CHALLENGE: Can all of these lines be returned exactly?

PROVIDED ENTRIES:
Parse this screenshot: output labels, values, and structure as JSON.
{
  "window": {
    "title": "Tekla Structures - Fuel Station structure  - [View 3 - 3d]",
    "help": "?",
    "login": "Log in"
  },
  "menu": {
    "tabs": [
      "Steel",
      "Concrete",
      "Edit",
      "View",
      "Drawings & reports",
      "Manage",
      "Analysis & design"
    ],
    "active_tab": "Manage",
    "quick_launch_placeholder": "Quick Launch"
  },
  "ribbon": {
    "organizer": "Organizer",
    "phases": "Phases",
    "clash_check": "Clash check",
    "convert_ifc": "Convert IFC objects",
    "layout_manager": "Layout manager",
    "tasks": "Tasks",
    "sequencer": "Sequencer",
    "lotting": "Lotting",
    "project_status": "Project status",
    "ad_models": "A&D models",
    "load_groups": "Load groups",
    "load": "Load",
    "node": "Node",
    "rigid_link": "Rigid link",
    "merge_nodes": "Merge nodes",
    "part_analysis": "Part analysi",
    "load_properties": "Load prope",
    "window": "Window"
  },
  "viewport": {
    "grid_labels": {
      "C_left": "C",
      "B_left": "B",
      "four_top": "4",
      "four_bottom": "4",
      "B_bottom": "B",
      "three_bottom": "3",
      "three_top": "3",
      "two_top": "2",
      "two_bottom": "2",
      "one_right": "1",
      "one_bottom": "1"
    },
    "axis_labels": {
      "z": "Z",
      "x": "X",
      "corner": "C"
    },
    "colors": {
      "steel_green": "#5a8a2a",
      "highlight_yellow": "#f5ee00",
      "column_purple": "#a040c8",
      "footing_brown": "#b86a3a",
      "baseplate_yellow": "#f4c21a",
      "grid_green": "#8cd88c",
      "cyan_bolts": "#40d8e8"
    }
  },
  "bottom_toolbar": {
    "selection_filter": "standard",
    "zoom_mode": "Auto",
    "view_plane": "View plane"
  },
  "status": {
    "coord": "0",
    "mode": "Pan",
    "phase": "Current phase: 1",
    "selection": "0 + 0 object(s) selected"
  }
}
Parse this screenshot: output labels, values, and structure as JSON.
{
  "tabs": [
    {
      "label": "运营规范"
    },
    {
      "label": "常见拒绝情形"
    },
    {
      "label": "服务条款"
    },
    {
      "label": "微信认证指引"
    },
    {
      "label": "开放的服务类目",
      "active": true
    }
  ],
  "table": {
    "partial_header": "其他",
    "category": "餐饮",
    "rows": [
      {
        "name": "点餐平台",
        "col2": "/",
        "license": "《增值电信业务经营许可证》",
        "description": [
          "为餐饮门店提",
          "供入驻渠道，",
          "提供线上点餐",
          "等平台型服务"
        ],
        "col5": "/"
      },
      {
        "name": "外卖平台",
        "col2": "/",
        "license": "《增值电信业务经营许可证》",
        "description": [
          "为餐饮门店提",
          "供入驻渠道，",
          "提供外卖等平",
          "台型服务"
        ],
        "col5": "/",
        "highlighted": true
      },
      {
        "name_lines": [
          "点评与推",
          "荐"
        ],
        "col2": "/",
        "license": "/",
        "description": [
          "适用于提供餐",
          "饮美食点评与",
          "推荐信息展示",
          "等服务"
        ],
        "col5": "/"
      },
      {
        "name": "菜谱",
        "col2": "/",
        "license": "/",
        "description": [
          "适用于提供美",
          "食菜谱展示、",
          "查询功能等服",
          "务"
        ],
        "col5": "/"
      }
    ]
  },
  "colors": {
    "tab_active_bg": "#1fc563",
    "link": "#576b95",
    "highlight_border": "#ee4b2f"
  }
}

RESULT FOR THIS EXERCISE:
Parse this screenshot: output labels, values, and structure as JSON.
{
  "window": {
    "title": "Tekla Structures - Fuel Station structure  - [View 3 - 3d]",
    "help": "?",
    "login": "Log in"
  },
  "menu": {
    "tabs": [
      "Steel",
      "Concrete",
      "Edit",
      "View",
      "Drawings & reports",
      "Manage",
      "Analysis & design"
    ],
    "active_tab": "Manage",
    "quick_launch_placeholder": "Quick Launch"
  },
  "ribbon": {
    "organizer": "Organizer",
    "phases": "Phases",
    "clash_check": "Clash check",
    "convert_ifc": "Convert IFC objects",
    "layout_manager": "Layout manager",
    "tasks": "Tasks",
    "sequencer": "Sequencer",
    "lotting": "Lotting",
    "project_status": "Project status",
    "ad_models": "A&D models",
    "load_groups": "Load groups",
    "load": "Load",
    "node": "Node",
    "rigid_link": "Rigid link",
    "merge_nodes": "Merge nodes",
    "part_analysis": "Part analysi",
    "load_properties": "Load prope",
    "window": "Window"
  },
  "viewport": {
    "grid_labels": {
      "C_left": "C",
      "B_left": "B",
      "four_top": "4",
      "four_bottom": "4",
      "B_bottom": "B",
      "three_bottom": "3",
      "three_top": "3",
      "two_top": "2",
      "two_bottom": "2",
      "one_right": "1",
      "one_bottom": "1"
    },
    "axis_labels": {
      "z": "Z",
      "x": "X",
      "corner": "C"
    },
    "colors": {
      "steel_green": "#5a8a2a",
      "highlight_yellow": "#f5ee00",
      "column_purple": "#a040c8",
      "footing_brown": "#b86a3a",
      "baseplate_yellow": "#f4c21a",
      "grid_green": "#8cd88c",
      "cyan_bolts": "#40d8e8"
    }
  },
  "bottom_toolbar": {
    "selection_filter": "standard",
    "zoom_mode": "Auto",
    "view_plane": "View plane"
  },
  "status": {
    "coord": "0",
    "mode": "Pan",
    "phase": "Current phase: 1",
    "selection": "0 + 0 object(s) selected"
  }
}
Parse this screenshot: output labels, values, and structure as JSON.
{
  "tabs": [
    {
      "label": "运营规范"
    },
    {
      "label": "常见拒绝情形"
    },
    {
      "label": "服务条款"
    },
    {
      "label": "微信认证指引"
    },
    {
      "label": "开放的服务类目",
      "active": true
    }
  ],
  "table": {
    "partial_header": "其他",
    "category": "餐饮",
    "rows": [
      {
        "name": "点餐平台",
        "col2": "/",
        "license": "《增值电信业务经营许可证》",
        "description": [
          "为餐饮门店提",
          "供入驻渠道，",
          "提供线上点餐",
          "等平台型服务"
        ],
        "col5": "/"
      },
      {
        "name": "外卖平台",
        "col2": "/",
        "license": "《增值电信业务经营许可证》",
        "description": [
          "为餐饮门店提",
          "供入驻渠道，",
          "提供外卖等平",
          "台型服务"
        ],
        "col5": "/",
        "highlighted": true
      },
      {
        "name_lines": [
          "点评与推",
          "荐"
        ],
        "col2": "/",
        "license": "/",
        "description": [
          "适用于提供餐",
          "饮美食点评与",
          "推荐信息展示",
          "等服务"
        ],
        "col5": "/"
      },
      {
        "name": "菜谱",
        "col2": "/",
        "license": "/",
        "description": [
          "适用于提供美",
          "食菜谱展示、",
          "查询功能等服",
          "务"
        ],
        "col5": "/"
      }
    ]
  },
  "colors": {
    "tab_active_bg": "#1fc563",
    "link": "#576b95",
    "highlight_border": "#ee4b2f"
  }
}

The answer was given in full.